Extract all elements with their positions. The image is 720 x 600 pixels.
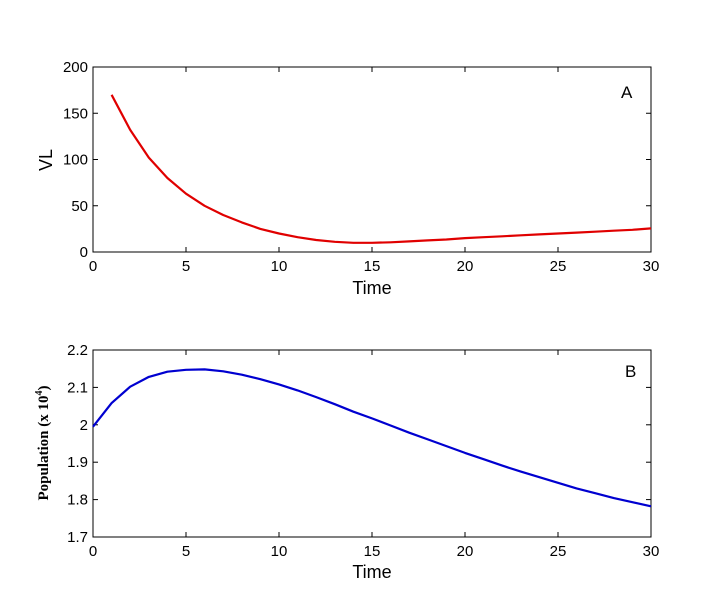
chart-b-panel-label: B <box>625 362 636 381</box>
chart-a-x-tick-label: 0 <box>89 258 97 275</box>
chart-a-x-tick-label: 10 <box>271 258 288 275</box>
chart-b-x-ticks: 0 5 10 15 20 25 30 <box>89 350 660 560</box>
chart-a-x-tick-label: 15 <box>364 258 381 275</box>
chart-a-y-tick-label: 150 <box>63 105 88 122</box>
chart-b-y-tick-label: 2 <box>80 417 88 434</box>
chart-b-x-tick-label: 30 <box>643 543 660 560</box>
chart-b-y-tick-label: 2.1 <box>67 379 88 396</box>
chart-a-x-tick-label: 30 <box>643 258 660 275</box>
chart-b-ylabel-end: ) <box>36 385 52 390</box>
chart-a-y-ticks: 0 50 100 150 200 <box>63 59 651 261</box>
chart-b-x-tick-label: 15 <box>364 543 381 560</box>
chart-a-axes-box <box>92 66 652 253</box>
chart-b-x-tick-label: 5 <box>182 543 190 560</box>
chart-b-x-tick-label: 25 <box>550 543 567 560</box>
chart-a-y-tick-label: 200 <box>63 59 88 76</box>
chart-b-x-tick-label: 20 <box>457 543 474 560</box>
chart-b-y-tick-label: 1.9 <box>67 454 88 471</box>
chart-a-series-line <box>110 94 652 244</box>
chart-a-panel-label: A <box>621 83 633 102</box>
chart-a: 0 5 10 15 20 25 30 0 50 100 150 200 Time VL A <box>36 59 659 298</box>
chart-a-xlabel: Time <box>352 278 391 298</box>
chart-a-y-tick-label: 0 <box>80 244 88 261</box>
chart-b-axes-box <box>92 349 652 538</box>
chart-b-y-ticks: 1.7 1.8 1.9 2 2.1 2.2 <box>67 342 651 546</box>
chart-b-ylabel: Population (x 104) <box>34 385 52 500</box>
chart-a-y-tick-label: 50 <box>71 198 88 215</box>
chart-b-ylabel-exponent: 4 <box>34 390 45 395</box>
chart-b-y-tick-label: 1.7 <box>67 529 88 546</box>
chart-b-xlabel: Time <box>352 562 391 582</box>
chart-a-y-tick-label: 100 <box>63 152 88 169</box>
chart-b-y-tick-label: 2.2 <box>67 342 88 359</box>
chart-b: 0 5 10 15 20 25 30 1.7 1.8 1.9 2 2.1 2.2 Time Popul… <box>34 342 659 582</box>
chart-b-series-line <box>92 368 652 508</box>
chart-a-x-tick-label: 20 <box>457 258 474 275</box>
chart-b-x-tick-label: 0 <box>89 543 97 560</box>
chart-a-x-ticks: 0 5 10 15 20 25 30 <box>89 67 660 275</box>
chart-a-x-tick-label: 25 <box>550 258 567 275</box>
chart-a-x-tick-label: 5 <box>182 258 190 275</box>
chart-a-ylabel: VL <box>36 149 56 171</box>
chart-b-ylabel-main: Population (x 10 <box>36 395 52 500</box>
chart-b-x-tick-label: 10 <box>271 543 288 560</box>
chart-b-y-tick-label: 1.8 <box>67 492 88 509</box>
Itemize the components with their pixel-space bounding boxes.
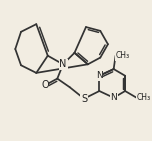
Text: S: S (81, 94, 87, 104)
Text: N: N (96, 71, 103, 80)
Text: N: N (59, 59, 67, 69)
Text: CH₃: CH₃ (137, 93, 151, 102)
Text: N: N (110, 93, 117, 102)
Text: O: O (41, 80, 49, 90)
Text: CH₃: CH₃ (116, 51, 130, 60)
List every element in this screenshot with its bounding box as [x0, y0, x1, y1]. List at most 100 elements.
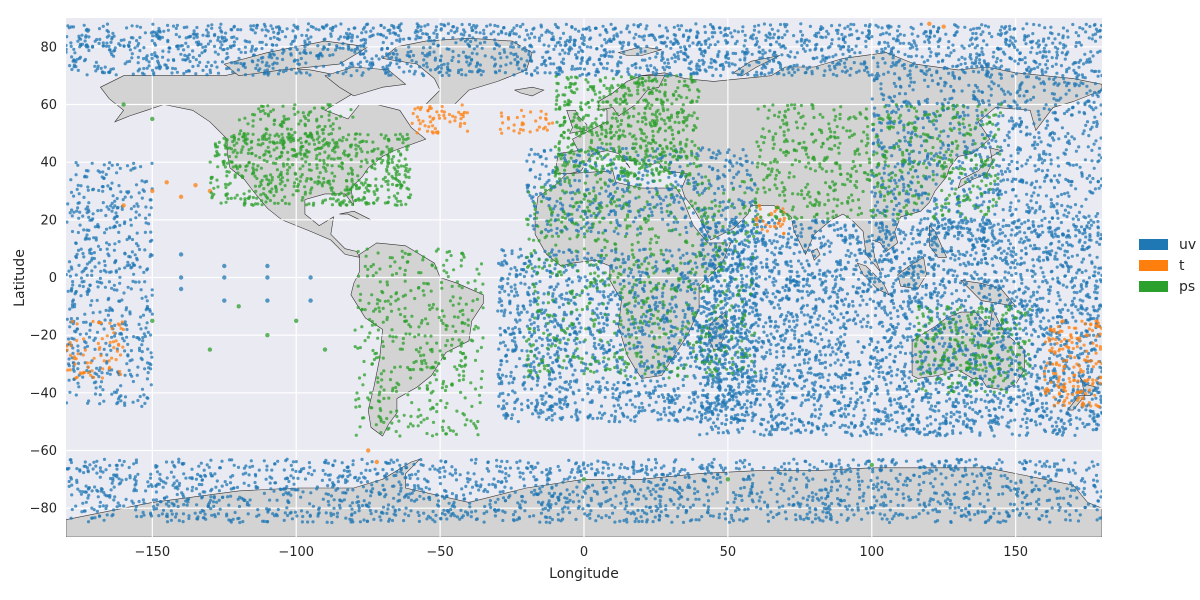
data-point-uv — [935, 69, 939, 73]
data-point-uv — [185, 25, 189, 29]
data-point-uv — [626, 43, 631, 47]
data-point-uv — [831, 72, 836, 76]
data-point-uv — [525, 71, 529, 75]
data-point-uv — [348, 32, 352, 36]
data-point-uv — [451, 49, 455, 54]
data-point-uv — [272, 35, 276, 39]
data-point-uv — [90, 273, 94, 277]
data-point-uv — [361, 27, 365, 31]
data-point-uv — [130, 250, 134, 254]
data-point-uv — [637, 73, 642, 77]
data-point-uv — [1056, 47, 1060, 51]
data-point-uv — [663, 61, 667, 65]
data-point-uv — [213, 50, 217, 54]
data-point-uv — [614, 409, 618, 413]
data-point-uv — [656, 322, 660, 326]
data-point-uv — [907, 41, 911, 46]
data-point-uv — [353, 48, 357, 52]
data-point-uv — [813, 408, 817, 412]
data-point-uv — [93, 392, 98, 396]
data-point-uv — [662, 320, 667, 324]
data-point-uv — [552, 47, 556, 52]
data-point-uv — [101, 388, 105, 392]
data-point-uv — [1059, 64, 1064, 68]
data-point-uv — [1058, 41, 1062, 45]
data-point-uv — [683, 261, 687, 266]
data-point-uv — [166, 66, 170, 70]
data-point-uv — [104, 308, 108, 312]
data-point-uv — [467, 34, 472, 38]
data-point-uv — [880, 26, 884, 30]
data-point-uv — [688, 417, 692, 421]
data-point-uv — [631, 285, 635, 289]
data-point-uv — [874, 23, 878, 27]
data-point-uv — [517, 67, 521, 71]
data-point-uv — [696, 329, 700, 333]
data-point-uv — [611, 392, 615, 396]
data-point-uv — [249, 24, 253, 28]
data-point-uv — [96, 244, 101, 248]
data-point-uv — [295, 48, 299, 52]
data-point-uv — [708, 43, 713, 47]
data-point-uv — [81, 251, 85, 256]
data-point-uv — [976, 228, 980, 232]
data-point-uv — [622, 270, 626, 274]
data-point-uv — [110, 37, 114, 41]
data-point-uv — [804, 398, 808, 402]
data-point-uv — [578, 66, 582, 71]
data-point-uv — [564, 268, 568, 272]
data-point-uv — [596, 265, 600, 269]
data-point-uv — [692, 318, 696, 322]
data-point-uv — [254, 66, 258, 70]
data-point-uv — [654, 55, 658, 59]
data-point-uv — [143, 367, 147, 371]
data-point-uv — [771, 36, 775, 40]
data-point-uv — [77, 34, 81, 38]
data-point-uv — [693, 291, 697, 295]
data-point-uv — [1018, 51, 1022, 56]
data-point-uv — [125, 327, 129, 332]
data-point-uv — [135, 373, 139, 377]
data-point-uv — [523, 38, 527, 42]
data-point-uv — [581, 27, 585, 31]
data-point-uv — [721, 306, 725, 310]
data-point-uv — [118, 43, 122, 48]
data-point-uv — [991, 55, 995, 59]
data-point-uv — [131, 379, 135, 384]
data-point-uv — [1090, 37, 1094, 41]
data-point-uv — [106, 30, 110, 34]
data-point-uv — [215, 65, 219, 69]
data-point-uv — [136, 44, 140, 48]
data-point-uv — [916, 34, 920, 38]
data-point-uv — [817, 31, 821, 35]
data-point-uv — [557, 305, 562, 309]
data-point-uv — [789, 50, 793, 54]
data-point-uv — [499, 64, 503, 68]
data-point-uv — [69, 317, 73, 321]
data-point-uv — [671, 325, 675, 329]
data-point-uv — [103, 263, 107, 268]
data-point-uv — [218, 40, 222, 44]
data-point-uv — [109, 348, 113, 352]
data-point-uv — [597, 321, 601, 325]
data-point-uv — [677, 283, 681, 287]
data-point-uv — [770, 70, 774, 74]
data-point-uv — [1042, 316, 1046, 320]
land-greenland — [381, 37, 533, 105]
data-point-uv — [661, 377, 666, 381]
data-point-uv — [532, 321, 536, 325]
data-point-uv — [139, 356, 143, 360]
data-point-uv — [518, 330, 522, 334]
data-point-uv — [572, 338, 577, 343]
data-point-uv — [150, 238, 154, 242]
data-point-uv — [83, 57, 88, 62]
data-point-uv — [256, 58, 260, 62]
data-point-uv — [1053, 254, 1057, 258]
data-point-uv — [749, 368, 754, 372]
data-point-uv — [224, 57, 228, 61]
data-point-uv — [577, 388, 581, 392]
data-point-uv — [331, 26, 335, 30]
data-point-uv — [870, 73, 874, 77]
data-point-uv — [520, 402, 524, 406]
data-point-uv — [136, 204, 140, 208]
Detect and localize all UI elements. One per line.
********************
GIVEN INSTRUCTION:
Please rewrite the records that begin at the line containing "data-point-uv — [935, 69, 939, 73]" and stop after the line containing "data-point-uv — [804, 398, 808, 402]". Replace "data-point-uv" with "uv-sample-point" and leave everything else unchanged.

ANSWER FOR THIS EXERCISE:
uv-sample-point — [935, 69, 939, 73]
uv-sample-point — [185, 25, 189, 29]
uv-sample-point — [626, 43, 631, 47]
uv-sample-point — [831, 72, 836, 76]
uv-sample-point — [525, 71, 529, 75]
uv-sample-point — [348, 32, 352, 36]
uv-sample-point — [451, 49, 455, 54]
uv-sample-point — [272, 35, 276, 39]
uv-sample-point — [90, 273, 94, 277]
uv-sample-point — [361, 27, 365, 31]
uv-sample-point — [130, 250, 134, 254]
uv-sample-point — [637, 73, 642, 77]
uv-sample-point — [1056, 47, 1060, 51]
uv-sample-point — [663, 61, 667, 65]
uv-sample-point — [213, 50, 217, 54]
uv-sample-point — [614, 409, 618, 413]
uv-sample-point — [656, 322, 660, 326]
uv-sample-point — [907, 41, 911, 46]
uv-sample-point — [353, 48, 357, 52]
uv-sample-point — [813, 408, 817, 412]
uv-sample-point — [93, 392, 98, 396]
uv-sample-point — [662, 320, 667, 324]
uv-sample-point — [552, 47, 556, 52]
uv-sample-point — [101, 388, 105, 392]
uv-sample-point — [1059, 64, 1064, 68]
uv-sample-point — [1058, 41, 1062, 45]
uv-sample-point — [683, 261, 687, 266]
uv-sample-point — [166, 66, 170, 70]
uv-sample-point — [104, 308, 108, 312]
uv-sample-point — [467, 34, 472, 38]
uv-sample-point — [880, 26, 884, 30]
uv-sample-point — [688, 417, 692, 421]
uv-sample-point — [631, 285, 635, 289]
uv-sample-point — [874, 23, 878, 27]
uv-sample-point — [517, 67, 521, 71]
uv-sample-point — [696, 329, 700, 333]
uv-sample-point — [611, 392, 615, 396]
uv-sample-point — [249, 24, 253, 28]
uv-sample-point — [96, 244, 101, 248]
uv-sample-point — [295, 48, 299, 52]
uv-sample-point — [708, 43, 713, 47]
uv-sample-point — [81, 251, 85, 256]
uv-sample-point — [976, 228, 980, 232]
uv-sample-point — [622, 270, 626, 274]
uv-sample-point — [110, 37, 114, 41]
uv-sample-point — [804, 398, 808, 402]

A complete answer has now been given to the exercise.